[Recorded data]
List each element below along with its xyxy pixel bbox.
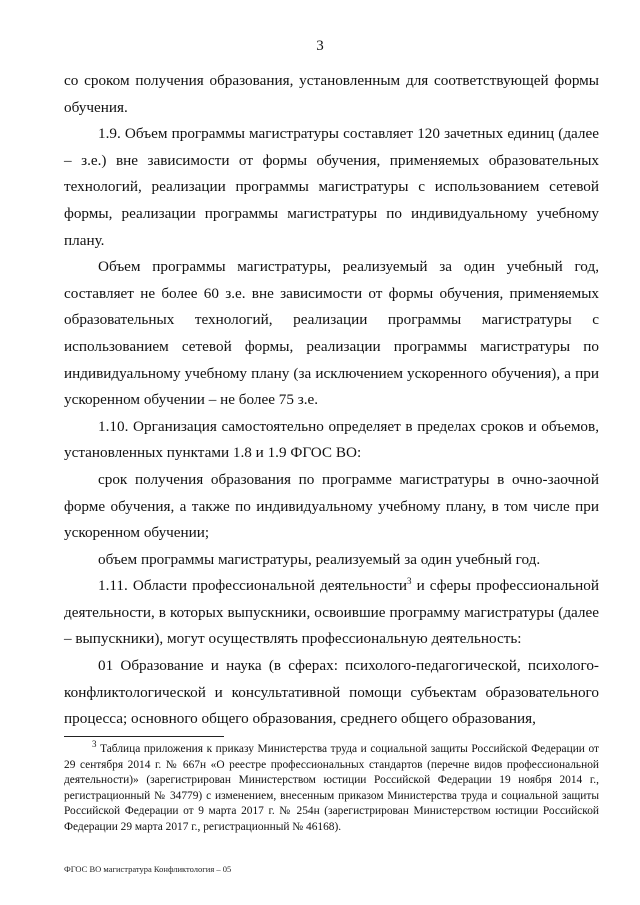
footnote-text: Таблица приложения к приказу Министерства труда и социальной защиты Российской Федерации от 29 сентября 2014 г. № 667н «О реестре профессиональных стандартов (перечне видов профессиональной деятельности)» (зарегистрирован Министерством юстиции Российской Федерации 19 ноября 2014 г., регистрационный № 34779) с изменением, внесенным приказом Министерства труда и социальной защиты Российской Федерации от 9 марта 2017 г. № 254н (зарегистрирован Министерством юстиции Российской Федерации 29 марта 2017 г., регистрационный № 46168). [64,743,599,833]
footnote [64,739,599,836]
paragraph-1-11 [64,573,599,653]
paragraph-study-period: срок получения образования по программе магистратуры в очно-заочной форме обучения, а также по индивидуальному учебному плану, в том числе при ускоренном обучении; [64,470,599,542]
body-text [64,68,599,733]
paragraph-1-11-start: 1.11. Области профессиональной деятельности [98,577,407,595]
paragraph-annual-program-volume: объем программы магистратуры, реализуемый за один учебный год. [98,550,541,568]
paragraph-1-10: 1.10. Организация самостоятельно определяет в пределах сроков и объемов, установленных пунктами 1.8 и 1.9 ФГОС ВО: [64,417,599,462]
footnote-divider [64,736,224,737]
footer-label: ФГОС ВО магистратура Конфликтология – 05 [64,864,232,874]
paragraph-1-9: 1.9. Объем программы магистратуры составляет 120 зачетных единиц (далее – з.е.) вне зависимости от формы обучения, применяемых образовательных технологий, реализации программы магистратуры с использованием сетевой формы, реализации программы магистратуры по индивидуальному учебному плану. [64,125,599,249]
paragraph-education-science: 01 Образование и наука (в сферах: психолого-педагогической, психолого-конфликтологической и консультативной помощи субъектам образовательного процесса; основного общего образования, среднего общего образования, [64,657,599,728]
page-number: 3 [316,38,324,54]
footnote-reference[interactable]: 3 [406,576,412,587]
paragraph-annual-volume: Объем программы магистратуры, реализуемый за один учебный год, составляет не более 60 з.е. вне зависимости от формы обучения, применяемых образовательных технологий, реализации программы магистратуры с использованием сетевой формы, реализации программы магистратуры по индивидуальному учебному плану (за исключением ускоренного обучения), а при ускоренном обучении – не более 75 з.е. [64,258,599,409]
paragraph-1-11-end: и сферы профессиональной деятельности, в которых выпускники, освоившие программу магистратуры (далее – выпускники), могут осуществлять профессиональную деятельность: [64,577,599,648]
footnote-marker: 3 [92,739,97,750]
paragraph-continuation: со сроком получения образования, установленным для соответствующей формы обучения. [64,72,599,116]
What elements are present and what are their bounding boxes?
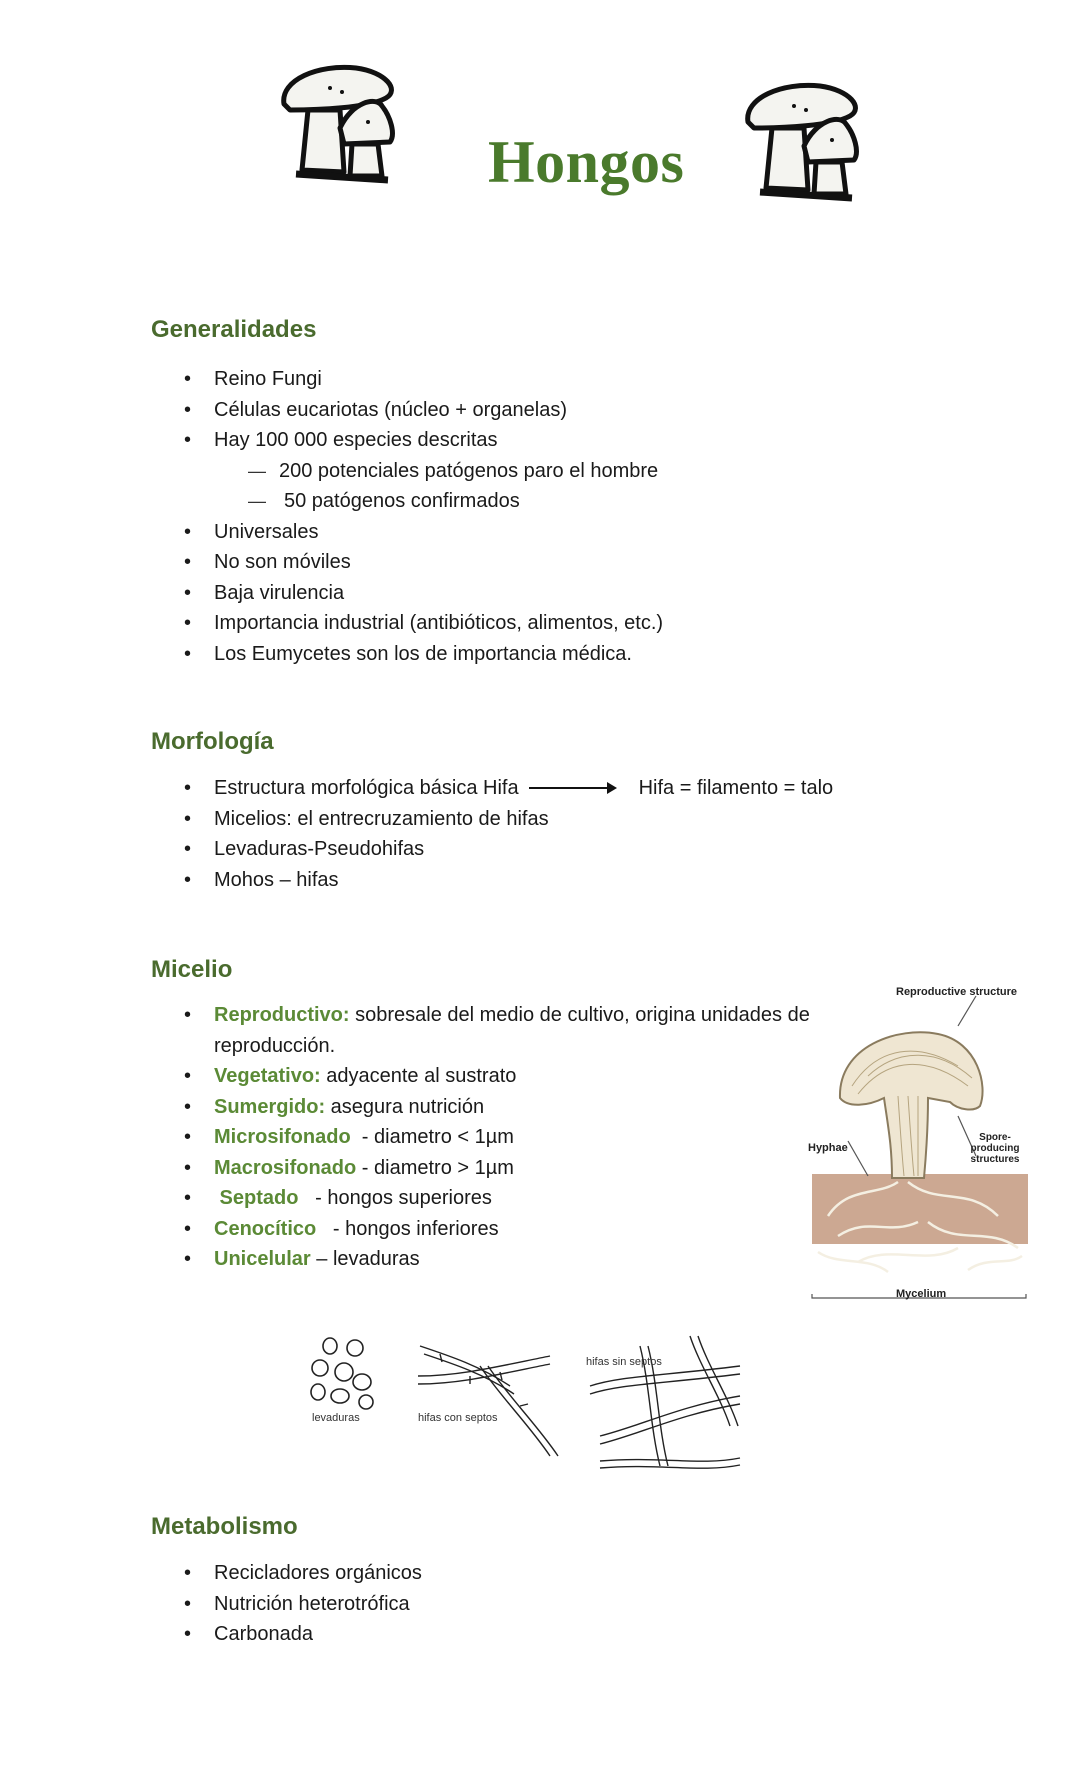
list-item: • Importancia industrial (antibióticos, alimentos, etc.) — [152, 608, 663, 639]
list-item: • Los Eumycetes son los de importancia médica. — [152, 639, 663, 670]
list-item: • Universales — [152, 517, 663, 548]
label-hifas-sin-septos: hifas sin septos — [586, 1356, 662, 1368]
list-item: • Levaduras-Pseudohifas — [152, 834, 833, 865]
list-item: • Carbonada — [152, 1619, 422, 1650]
list-item: • Reproductivo: sobresale del medio de cultivo, origina unidades de reproducción. — [152, 1000, 852, 1061]
list-item: • Reino Fungi — [152, 364, 663, 395]
arrow-result: Hifa = filamento = talo — [638, 777, 834, 799]
list-item: • Sumergido: asegura nutrición — [152, 1092, 852, 1123]
metabolismo-list — [152, 1558, 422, 1650]
sub-list-item: — 200 potenciales patógenos paro el hombre — [152, 456, 663, 487]
list-item: • Baja virulencia — [152, 578, 663, 609]
list-item: • Septado - hongos superiores — [152, 1183, 852, 1214]
mushroom-anatomy-figure — [808, 986, 1048, 1306]
list-item: • Micelios: el entrecruzamiento de hifas — [152, 804, 833, 835]
list-item: • Microsifonado - diametro < 1µm — [152, 1122, 852, 1153]
mushroom-left-icon — [278, 62, 423, 192]
hyphae-types-figure — [300, 1326, 750, 1476]
section-heading-metabolismo: Metabolismo — [151, 1513, 298, 1540]
morfologia-list — [152, 773, 833, 895]
list-item: • Nutrición heterotrófica — [152, 1589, 422, 1620]
micelio-list — [152, 1000, 852, 1275]
sub-list-item: — 50 patógenos confirmados — [152, 486, 663, 517]
label-levaduras: levaduras — [312, 1412, 360, 1424]
list-item: • Células eucariotas (núcleo + organelas) — [152, 395, 663, 426]
arrow-right-icon — [529, 787, 615, 789]
list-item: • Mohos – hifas — [152, 865, 833, 896]
mushroom-right-icon — [742, 80, 887, 210]
list-item: • Hay 100 000 especies descritas — [152, 425, 663, 456]
label-hyphae: Hyphae — [808, 1142, 848, 1154]
list-item: • No son móviles — [152, 547, 663, 578]
list-item: • Vegetativo: adyacente al sustrato — [152, 1061, 852, 1092]
section-heading-morfologia: Morfología — [151, 728, 274, 755]
label-hifas-con-septos: hifas con septos — [418, 1412, 498, 1424]
hyphae-types-drawing — [300, 1326, 750, 1476]
label-reproductive-structure: Reproductive structure — [896, 986, 1018, 998]
section-heading-generalidades: Generalidades — [151, 316, 317, 343]
generalidades-list — [152, 364, 663, 669]
label-mycelium: Mycelium — [896, 1288, 947, 1300]
list-item: • Macrosifonado - diametro > 1µm — [152, 1153, 852, 1184]
list-item: • Cenocítico - hongos inferiores — [152, 1214, 852, 1245]
list-item: • Recicladores orgánicos — [152, 1558, 422, 1589]
section-heading-micelio: Micelio — [151, 956, 233, 983]
list-item: • Estructura morfológica básica Hifa Hifa = filamento = talo — [152, 773, 833, 804]
label-spore-structures: Spore- producing structures — [970, 1132, 1020, 1165]
page-title: Hongos — [488, 129, 685, 195]
list-item: • Unicelular – levaduras — [152, 1244, 852, 1275]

» WHAT TO DO
Format all of the lines above as a numbered list, skipping any blank lines and leaving the pictures out.

» THE ANSWER
1. List each element below along with its xyxy pixel bbox.
2. footnote-text: Таблица приложения к приказу Министерства труда и социальной защиты Российской Федерации от 29 сентября 2014 г. № 667н «О реестре профессиональных стандартов (перечне видов профессиональной деятельности)» (зарегистрирован Министерством юстиции Российской Федерации 19 ноября 2014 г., регистрационный № 34779) с изменением, внесенным приказом Министерства труда и социальной защиты Российской Федерации от 9 марта 2017 г. № 254н (зарегистрирован Министерством юстиции Российской Федерации 29 марта 2017 г., регистрационный № 46168). [64,743,599,833]
3. footnote [64,739,599,836]
4. paragraph-1-11 [64,573,599,653]
5. paragraph-study-period: срок получения образования по программе магистратуры в очно-заочной форме обучения, а также по индивидуальному учебному плану, в том числе при ускоренном обучении; [64,470,599,542]
6. body-text [64,68,599,733]
7. paragraph-1-11-start: 1.11. Области профессиональной деятельности [98,577,407,595]
8. paragraph-annual-program-volume: объем программы магистратуры, реализуемый за один учебный год. [98,550,541,568]
9. paragraph-1-10: 1.10. Организация самостоятельно определяет в пределах сроков и объемов, установленных пунктами 1.8 и 1.9 ФГОС ВО: [64,417,599,462]
10. footnote-divider [64,736,224,737]
11. footer-label: ФГОС ВО магистратура Конфликтология – 05 [64,864,232,874]
12. paragraph-1-9: 1.9. Объем программы магистратуры составляет 120 зачетных единиц (далее – з.е.) вне зависимости от формы обучения, применяемых образовательных технологий, реализации программы магистратуры с использованием сетевой формы, реализации программы магистратуры по индивидуальному учебному плану. [64,125,599,249]
13. paragraph-education-science: 01 Образование и наука (в сферах: психолого-педагогической, психолого-конфликтологической и консультативной помощи субъектам образовательного процесса; основного общего образования, среднего общего образования, [64,657,599,728]
14. page-number: 3 [316,38,324,54]
15. footnote-reference[interactable]: 3 [406,576,412,587]
16. paragraph-annual-volume: Объем программы магистратуры, реализуемый за один учебный год, составляет не более 60 з.е. вне зависимости от формы обучения, применяемых образовательных технологий, реализации программы магистратуры с использованием сетевой формы, реализации программы магистратуры по индивидуальному учебному плану (за исключением ускоренного обучения), а при ускоренном обучении – не более 75 з.е. [64,258,599,409]
17. paragraph-1-11-end: и сферы профессиональной деятельности, в которых выпускники, освоившие программу магистратуры (далее – выпускники), могут осуществлять профессиональную деятельность: [64,577,599,648]
18. footnote-marker: 3 [92,739,97,750]
19. paragraph-continuation: со сроком получения образования, установленным для соответствующей формы обучения. [64,72,599,116]
20. What elements are present and what are their bounding boxes?
21. list-item: • Importancia industrial (antibióticos, alimentos, etc.) — [152, 608, 663, 639]
22. list-item: • Los Eumycetes son los de importancia médica. — [152, 639, 663, 670]
23. list-item: • Universales — [152, 517, 663, 548]
24. label-hifas-sin-septos: hifas sin septos — [586, 1356, 662, 1368]
25. list-item: • Levaduras-Pseudohifas — [152, 834, 833, 865]
26. list-item: • Carbonada — [152, 1619, 422, 1650]
27. list-item: • Reproductivo: sobresale del medio de cultivo, origina unidades de reproducción. — [152, 1000, 852, 1061]
28. list-item: • Reino Fungi — [152, 364, 663, 395]
29. arrow-result: Hifa = filamento = talo — [638, 777, 834, 799]
30. list-item: • Sumergido: asegura nutrición — [152, 1092, 852, 1123]
31. metabolismo-list — [152, 1558, 422, 1650]
32. sub-list-item: — 200 potenciales patógenos paro el hombre — [152, 456, 663, 487]
33. list-item: • Baja virulencia — [152, 578, 663, 609]
34. list-item: • Septado - hongos superiores — [152, 1183, 852, 1214]
35. mushroom-anatomy-figure — [808, 986, 1048, 1306]
36. list-item: • Micelios: el entrecruzamiento de hifas — [152, 804, 833, 835]
37. list-item: • Microsifonado - diametro < 1µm — [152, 1122, 852, 1153]
38. mushroom-left-icon — [278, 62, 423, 192]
39. hyphae-types-figure — [300, 1326, 750, 1476]
40. section-heading-metabolismo: Metabolismo — [151, 1513, 298, 1540]
41. morfologia-list — [152, 773, 833, 895]
42. list-item: • Nutrición heterotrófica — [152, 1589, 422, 1620]
43. micelio-list — [152, 1000, 852, 1275]
44. sub-list-item: — 50 patógenos confirmados — [152, 486, 663, 517]
45. label-levaduras: levaduras — [312, 1412, 360, 1424]
46. list-item: • Células eucariotas (núcleo + organelas) — [152, 395, 663, 426]
47. arrow-right-icon — [529, 787, 615, 789]
48. list-item: • Mohos – hifas — [152, 865, 833, 896]
49. mushroom-right-icon — [742, 80, 887, 210]
50. list-item: • Hay 100 000 especies descritas — [152, 425, 663, 456]
51. label-hyphae: Hyphae — [808, 1142, 848, 1154]
52. list-item: • No son móviles — [152, 547, 663, 578]
53. list-item: • Vegetativo: adyacente al sustrato — [152, 1061, 852, 1092]
54. section-heading-morfologia: Morfología — [151, 728, 274, 755]
55. label-hifas-con-septos: hifas con septos — [418, 1412, 498, 1424]
56. hyphae-types-drawing — [300, 1326, 750, 1476]
57. label-reproductive-structure: Reproductive structure — [896, 986, 1018, 998]
58. section-heading-generalidades: Generalidades — [151, 316, 317, 343]
59. generalidades-list — [152, 364, 663, 669]
60. label-mycelium: Mycelium — [896, 1288, 947, 1300]
61. list-item: • Macrosifonado - diametro > 1µm — [152, 1153, 852, 1184]
62. list-item: • Cenocítico - hongos inferiores — [152, 1214, 852, 1245]
63. list-item: • Recicladores orgánicos — [152, 1558, 422, 1589]
64. section-heading-micelio: Micelio — [151, 956, 233, 983]
65. list-item: • Estructura morfológica básica Hifa Hifa = filamento = talo — [152, 773, 833, 804]
66. label-spore-structures: Spore- producing structures — [970, 1132, 1020, 1165]
67. page-title: Hongos — [488, 129, 685, 195]
68. list-item: • Unicelular – levaduras — [152, 1244, 852, 1275]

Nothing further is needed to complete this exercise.